» Task statement:
Write the material out again exactly as it stands.

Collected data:
start

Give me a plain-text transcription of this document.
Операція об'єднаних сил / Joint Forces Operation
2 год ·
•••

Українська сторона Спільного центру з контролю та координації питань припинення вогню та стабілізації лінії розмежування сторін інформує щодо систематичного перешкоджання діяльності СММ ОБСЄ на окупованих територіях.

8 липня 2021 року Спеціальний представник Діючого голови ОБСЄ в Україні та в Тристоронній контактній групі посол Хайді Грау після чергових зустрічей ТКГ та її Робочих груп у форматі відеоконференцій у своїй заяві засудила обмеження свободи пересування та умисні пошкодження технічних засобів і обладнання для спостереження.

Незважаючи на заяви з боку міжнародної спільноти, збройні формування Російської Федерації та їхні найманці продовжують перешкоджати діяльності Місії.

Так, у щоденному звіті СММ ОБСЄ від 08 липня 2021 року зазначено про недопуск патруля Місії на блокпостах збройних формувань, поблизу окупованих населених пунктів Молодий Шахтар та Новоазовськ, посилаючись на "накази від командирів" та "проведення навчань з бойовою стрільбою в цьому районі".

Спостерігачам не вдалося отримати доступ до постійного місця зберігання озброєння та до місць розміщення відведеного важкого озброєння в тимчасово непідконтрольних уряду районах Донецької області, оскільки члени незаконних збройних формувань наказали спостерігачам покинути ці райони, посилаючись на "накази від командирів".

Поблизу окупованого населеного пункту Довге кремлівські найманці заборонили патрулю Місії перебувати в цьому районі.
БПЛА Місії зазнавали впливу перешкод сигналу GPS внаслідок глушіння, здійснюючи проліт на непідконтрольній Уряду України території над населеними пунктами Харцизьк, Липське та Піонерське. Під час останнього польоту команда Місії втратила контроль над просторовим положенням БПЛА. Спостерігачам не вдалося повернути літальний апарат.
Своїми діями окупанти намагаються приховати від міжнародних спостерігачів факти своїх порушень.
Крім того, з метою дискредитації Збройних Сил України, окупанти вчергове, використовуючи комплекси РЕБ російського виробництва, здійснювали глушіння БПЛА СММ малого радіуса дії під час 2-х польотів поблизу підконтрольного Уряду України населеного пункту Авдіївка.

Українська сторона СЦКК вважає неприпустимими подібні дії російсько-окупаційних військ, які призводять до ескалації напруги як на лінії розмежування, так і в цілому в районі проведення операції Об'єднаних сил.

end

» Solution for this exercise:
Give me a plain-text transcription of this document.
Операція об'єднаних сил / Joint Forces Operation
2 год ·
•••

Українська сторона Спільного центру з контролю та координації питань припинення вогню та стабілізації лінії розмежування сторін інформує щодо систематичного перешкоджання діяльності СММ ОБСЄ на окупованих територіях.

8 липня 2021 року Спеціальний представник Діючого голови ОБСЄ в Україні та в Тристоронній контактній групі посол Хайді Грау після чергових зустрічей ТКГ та її Робочих груп у форматі відеоконференцій у своїй заяві засудила обмеження свободи пересування та умисні пошкодження технічних засобів і обладнання для спостереження.

Незважаючи на заяви з боку міжнародної спільноти, збройні формування Російської Федерації та їхні найманці продовжують перешкоджати діяльності Місії.

Так, у щоденному звіті СММ ОБСЄ від 08 липня 2021 року зазначено про недопуск патруля Місії на блокпостах збройних формувань, поблизу окупованих населених пунктів Молодий Шахтар та Новоазовськ, посилаючись на "накази від командирів" та "проведення навчань з бойовою стрільбою в цьому районі".

Спостерігачам не вдалося отримати доступ до постійного місця зберігання озброєння та до місць розміщення відведеного важкого озброєння в тимчасово непідконтрольних уряду районах Донецької області, оскільки члени незаконних збройних формувань наказали спостерігачам покинути ці райони, посилаючись на "накази від командирів".

Поблизу окупованого населеного пункту Довге кремлівські найманці заборонили патрулю Місії перебувати в цьому районі.
БПЛА Місії зазнавали впливу перешкод сигналу GPS внаслідок глушіння, здійснюючи проліт на непідконтрольній Уряду України території над населеними пунктами Харцизьк, Липське та Піонерське. Під час останнього польоту команда Місії втратила контроль над просторовим положенням БПЛА. Спостерігачам не вдалося повернути літальний апарат.
Своїми діями окупанти намагаються приховати від міжнародних спостерігачів факти своїх порушень.
Крім того, з метою дискредитації Збройних Сил України, окупанти вчергове, використовуючи комплекси РЕБ російського виробництва, здійснювали глушіння БПЛА СММ малого радіуса дії під час 2-х польотів поблизу підконтрольного Уряду України населеного пункту Авдіївка.

Українська сторона СЦКК вважає неприпустимими подібні дії російсько-окупаційних військ, які призводять до ескалації напруги як на лінії розмежування, так і в цілому в районі проведення операції Об'єднаних сил.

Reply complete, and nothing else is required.